* Aim *
Counting only lines that hold "ylabel", give the total and nothing more.

* Input data *
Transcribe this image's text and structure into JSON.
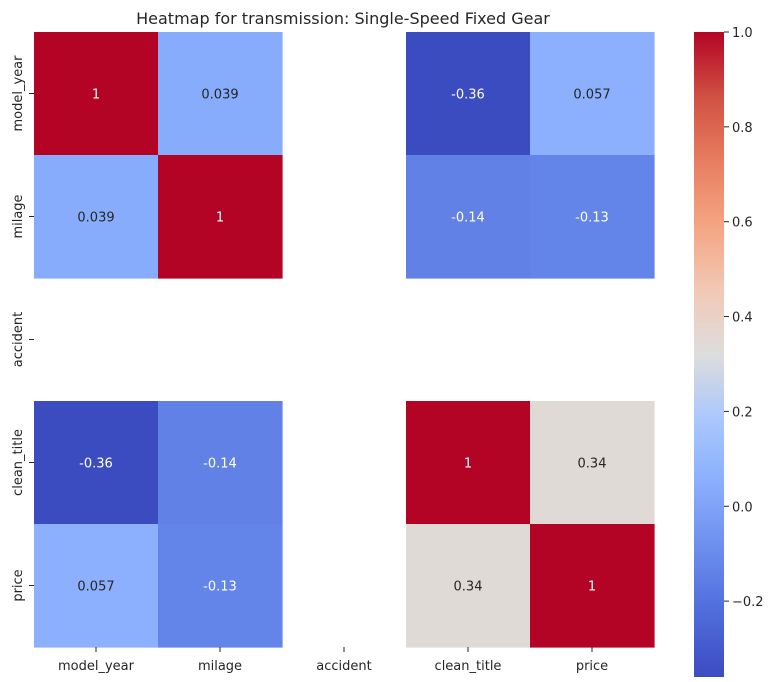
{
  "chart_data": {
    "type": "heatmap",
    "title": "Heatmap for transmission: Single-Speed Fixed Gear",
    "xlabel": "",
    "ylabel": "",
    "x_categories": [
      "model_year",
      "milage",
      "accident",
      "clean_title",
      "price"
    ],
    "y_categories": [
      "model_year",
      "milage",
      "accident",
      "clean_title",
      "price"
    ],
    "values": [
      [
        1,
        0.039,
        null,
        -0.36,
        0.057
      ],
      [
        0.039,
        1,
        null,
        -0.14,
        -0.13
      ],
      [
        null,
        null,
        null,
        null,
        null
      ],
      [
        -0.36,
        -0.14,
        null,
        1,
        0.34
      ],
      [
        0.057,
        -0.13,
        null,
        0.34,
        1
      ]
    ],
    "annotations": [
      [
        "1",
        "0.039",
        "",
        "-0.36",
        "0.057"
      ],
      [
        "0.039",
        "1",
        "",
        "-0.14",
        "-0.13"
      ],
      [
        "",
        "",
        "",
        "",
        ""
      ],
      [
        "-0.36",
        "-0.14",
        "",
        "1",
        "0.34"
      ],
      [
        "0.057",
        "-0.13",
        "",
        "0.34",
        "1"
      ]
    ],
    "colormap": "coolwarm",
    "vmin": -0.36,
    "vmax": 1.0,
    "colorbar": {
      "ticks": [
        -0.2,
        0.0,
        0.2,
        0.4,
        0.6,
        0.8,
        1.0
      ],
      "tick_labels": [
        "−0.2",
        "0.0",
        "0.2",
        "0.4",
        "0.6",
        "0.8",
        "1.0"
      ]
    },
    "grid": false,
    "legend": "colorbar-right"
  }
}
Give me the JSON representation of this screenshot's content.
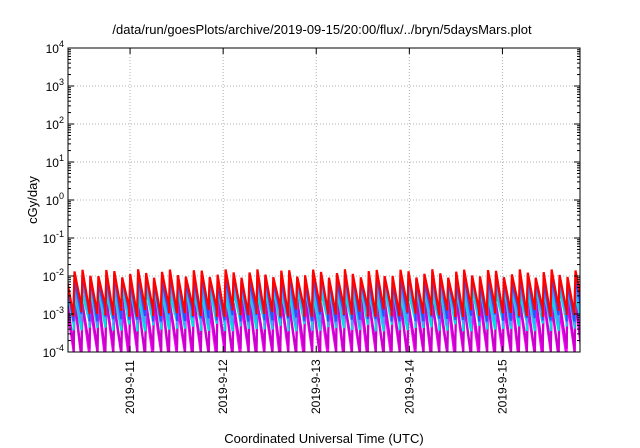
{
  "chart_data": {
    "type": "line",
    "title": "/data/run/goesPlots/archive/2019-09-15/20:00/flux/../bryn/5daysMars.plot",
    "xlabel": "Coordinated Universal Time (UTC)",
    "ylabel": "cGy/day",
    "x_tick_labels": [
      "2019-9-11",
      "2019-9-12",
      "2019-9-13",
      "2019-9-14",
      "2019-9-15"
    ],
    "y_tick_labels": [
      {
        "base": "10",
        "exp": "-4"
      },
      {
        "base": "10",
        "exp": "-3"
      },
      {
        "base": "10",
        "exp": "-2"
      },
      {
        "base": "10",
        "exp": "-1"
      },
      {
        "base": "10",
        "exp": "0"
      },
      {
        "base": "10",
        "exp": "1"
      },
      {
        "base": "10",
        "exp": "2"
      },
      {
        "base": "10",
        "exp": "3"
      },
      {
        "base": "10",
        "exp": "4"
      }
    ],
    "y_scale": "log",
    "ylim": [
      0.0001,
      10000
    ],
    "xlim": [
      "2019-09-10T08:00",
      "2019-09-15T20:00"
    ],
    "grid": true,
    "legend": "none",
    "series_colors": [
      "#ff00ff",
      "#cc00cc",
      "#00e0e0",
      "#4aa0ff",
      "#3050ff",
      "#ff0000"
    ],
    "sawtooth_period_hours": 2.05,
    "series": [
      {
        "color": "#ff00ff",
        "values_at_peak": 0.0018,
        "values_at_trough": 8e-05
      },
      {
        "color": "#cc00cc",
        "values_at_peak": 0.0025,
        "values_at_trough": 0.00011
      },
      {
        "color": "#00e0e0",
        "values_at_peak": 0.004,
        "values_at_trough": 0.0005
      },
      {
        "color": "#4aa0ff",
        "values_at_peak": 0.006,
        "values_at_trough": 0.0007
      },
      {
        "color": "#3050ff",
        "values_at_peak": 0.009,
        "values_at_trough": 0.0009
      },
      {
        "color": "#ff0000",
        "values_at_peak": 0.012,
        "values_at_trough": 0.0012
      }
    ]
  }
}
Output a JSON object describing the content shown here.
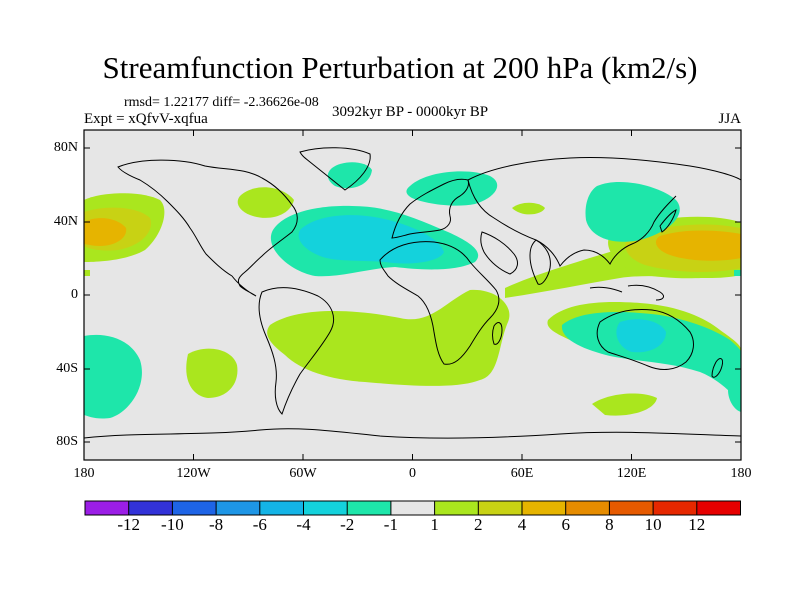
{
  "title": "Streamfunction Perturbation at 200 hPa (km2/s)",
  "stats_line": "rmsd= 1.22177 diff= -2.36626e-08",
  "experiment_label": "Expt = xQfvV-xqfua",
  "period_label": "3092kyr BP - 0000kyr BP",
  "season_label": "JJA",
  "axes": {
    "y_ticks": [
      "80N",
      "40N",
      "0",
      "40S",
      "80S"
    ],
    "x_ticks": [
      "180",
      "120W",
      "60W",
      "0",
      "60E",
      "120E",
      "180"
    ]
  },
  "colorbar": {
    "labels": [
      "-12",
      "-10",
      "-8",
      "-6",
      "-4",
      "-2",
      "-1",
      "1",
      "2",
      "4",
      "6",
      "8",
      "10",
      "12"
    ],
    "colors": [
      "#9b1ee6",
      "#3232d8",
      "#1e64e6",
      "#1e96e6",
      "#14b4e6",
      "#14d2dc",
      "#1ee6aa",
      "#e6e6e6",
      "#aae61e",
      "#c8d214",
      "#e6b400",
      "#e68c00",
      "#e65a00",
      "#e62800",
      "#e60000"
    ]
  },
  "colors": {
    "background": "#e6e6e6",
    "positive_light": "#aae61e",
    "positive_medium": "#c8d214",
    "positive_strong": "#e6b400",
    "negative_light": "#1ee6aa",
    "negative_medium": "#14d2dc"
  }
}
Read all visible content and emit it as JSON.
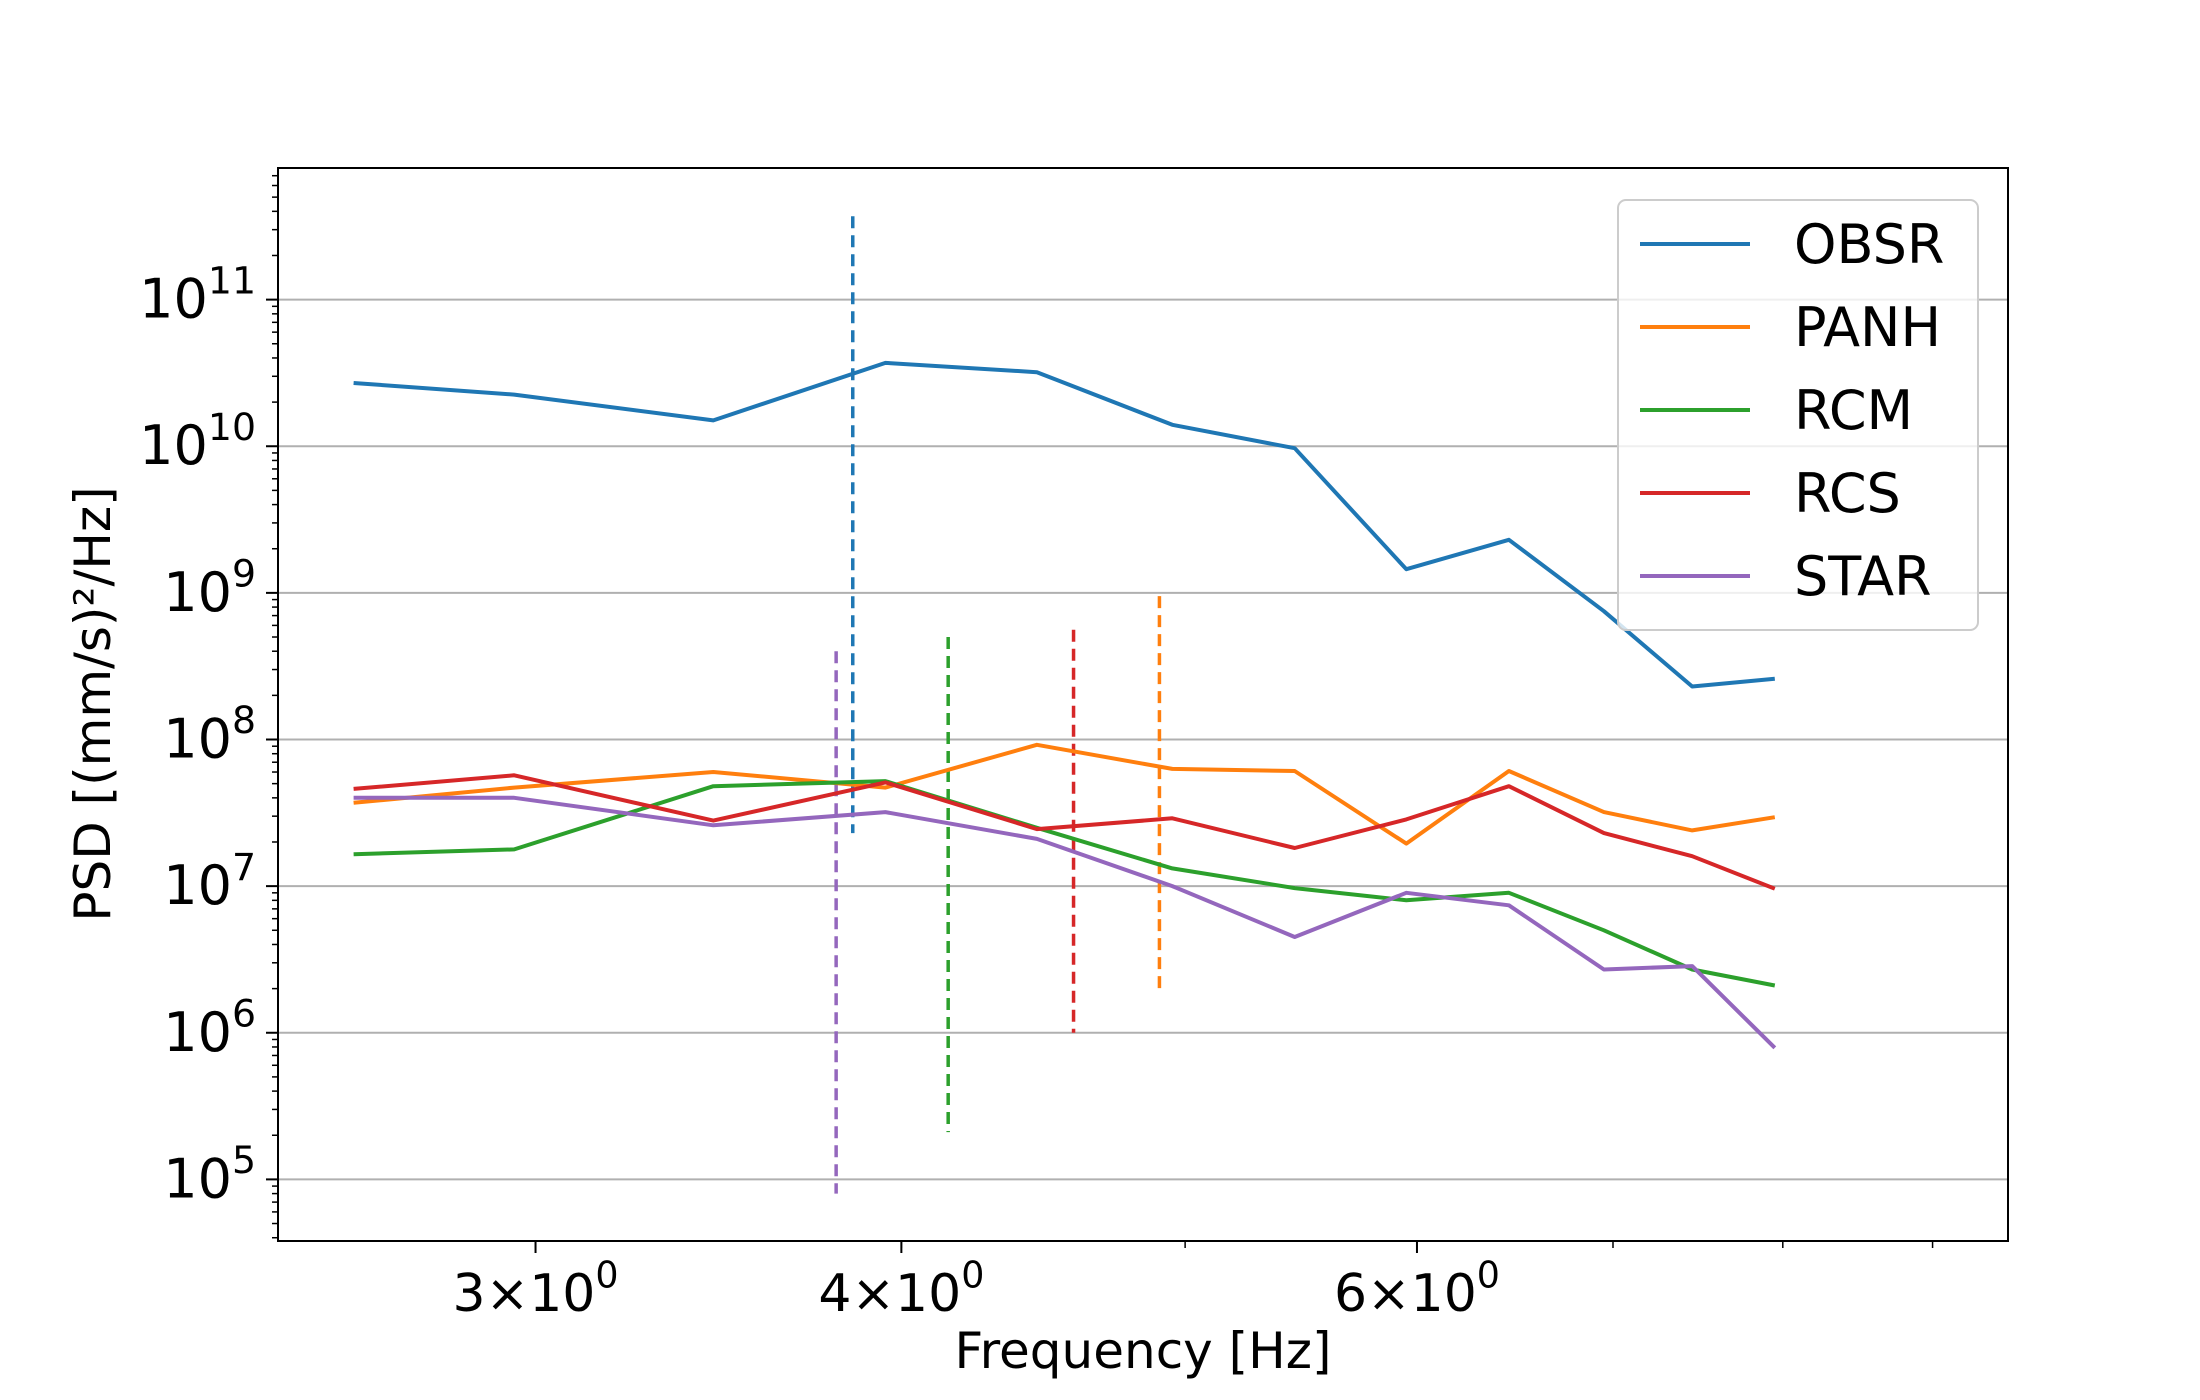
{
  "chart_data": {
    "type": "line",
    "title": "",
    "xlabel": "Frequency [Hz]",
    "ylabel": "PSD [(mm/s)²/Hz]",
    "x_scale": "log",
    "y_scale": "log",
    "xlim": [
      2.45,
      9.55
    ],
    "ylim": [
      38000,
      790000000000
    ],
    "grid": "horizontal-major",
    "legend_position": "top-right",
    "x_ticks": [
      {
        "value": 3,
        "mantissa": "3",
        "base": "10",
        "exp": "0"
      },
      {
        "value": 4,
        "mantissa": "4",
        "base": "10",
        "exp": "0"
      },
      {
        "value": 6,
        "mantissa": "6",
        "base": "10",
        "exp": "0"
      }
    ],
    "y_ticks": [
      {
        "value": 100000,
        "base": "10",
        "exp": "5"
      },
      {
        "value": 1000000,
        "base": "10",
        "exp": "6"
      },
      {
        "value": 10000000,
        "base": "10",
        "exp": "7"
      },
      {
        "value": 100000000,
        "base": "10",
        "exp": "8"
      },
      {
        "value": 1000000000,
        "base": "10",
        "exp": "9"
      },
      {
        "value": 10000000000,
        "base": "10",
        "exp": "10"
      },
      {
        "value": 100000000000,
        "base": "10",
        "exp": "11"
      }
    ],
    "x": [
      2.6,
      2.95,
      3.45,
      3.95,
      4.45,
      4.95,
      5.45,
      5.95,
      6.45,
      6.95,
      7.45,
      7.95
    ],
    "series": [
      {
        "name": "OBSR",
        "color": "#1f77b4",
        "values": [
          27000000000,
          22500000000,
          15000000000,
          37000000000,
          32000000000,
          14000000000,
          9700000000,
          1450000000,
          2300000000,
          750000000,
          230000000,
          260000000
        ],
        "marker_x": 3.85,
        "marker_range": [
          23000000,
          370000000000
        ]
      },
      {
        "name": "PANH",
        "color": "#ff7f0e",
        "values": [
          37000000,
          47000000,
          60000000,
          47000000,
          92000000,
          63000000,
          61000000,
          19500000,
          61000000,
          32000000,
          24000000,
          29500000
        ],
        "marker_x": 4.9,
        "marker_range": [
          1900000,
          950000000
        ]
      },
      {
        "name": "RCM",
        "color": "#2ca02c",
        "values": [
          16500000,
          17800000,
          48000000,
          52000000,
          25000000,
          13200000,
          9700000,
          8000000,
          9000000,
          5000000,
          2700000,
          2100000
        ],
        "marker_x": 4.15,
        "marker_range": [
          210000,
          500000000
        ]
      },
      {
        "name": "RCS",
        "color": "#d62728",
        "values": [
          46000000,
          57000000,
          28000000,
          51000000,
          24500000,
          29000000,
          18200000,
          28500000,
          48000000,
          23000000,
          16000000,
          9600000
        ],
        "marker_x": 4.58,
        "marker_range": [
          1000000,
          560000000
        ]
      },
      {
        "name": "STAR",
        "color": "#9467bd",
        "values": [
          40000000,
          40000000,
          26000000,
          32000000,
          21000000,
          10000000,
          4500000,
          9000000,
          7400000,
          2700000,
          2850000,
          790000
        ],
        "marker_x": 3.8,
        "marker_range": [
          80000,
          400000000
        ]
      }
    ]
  }
}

* Output for this task *
3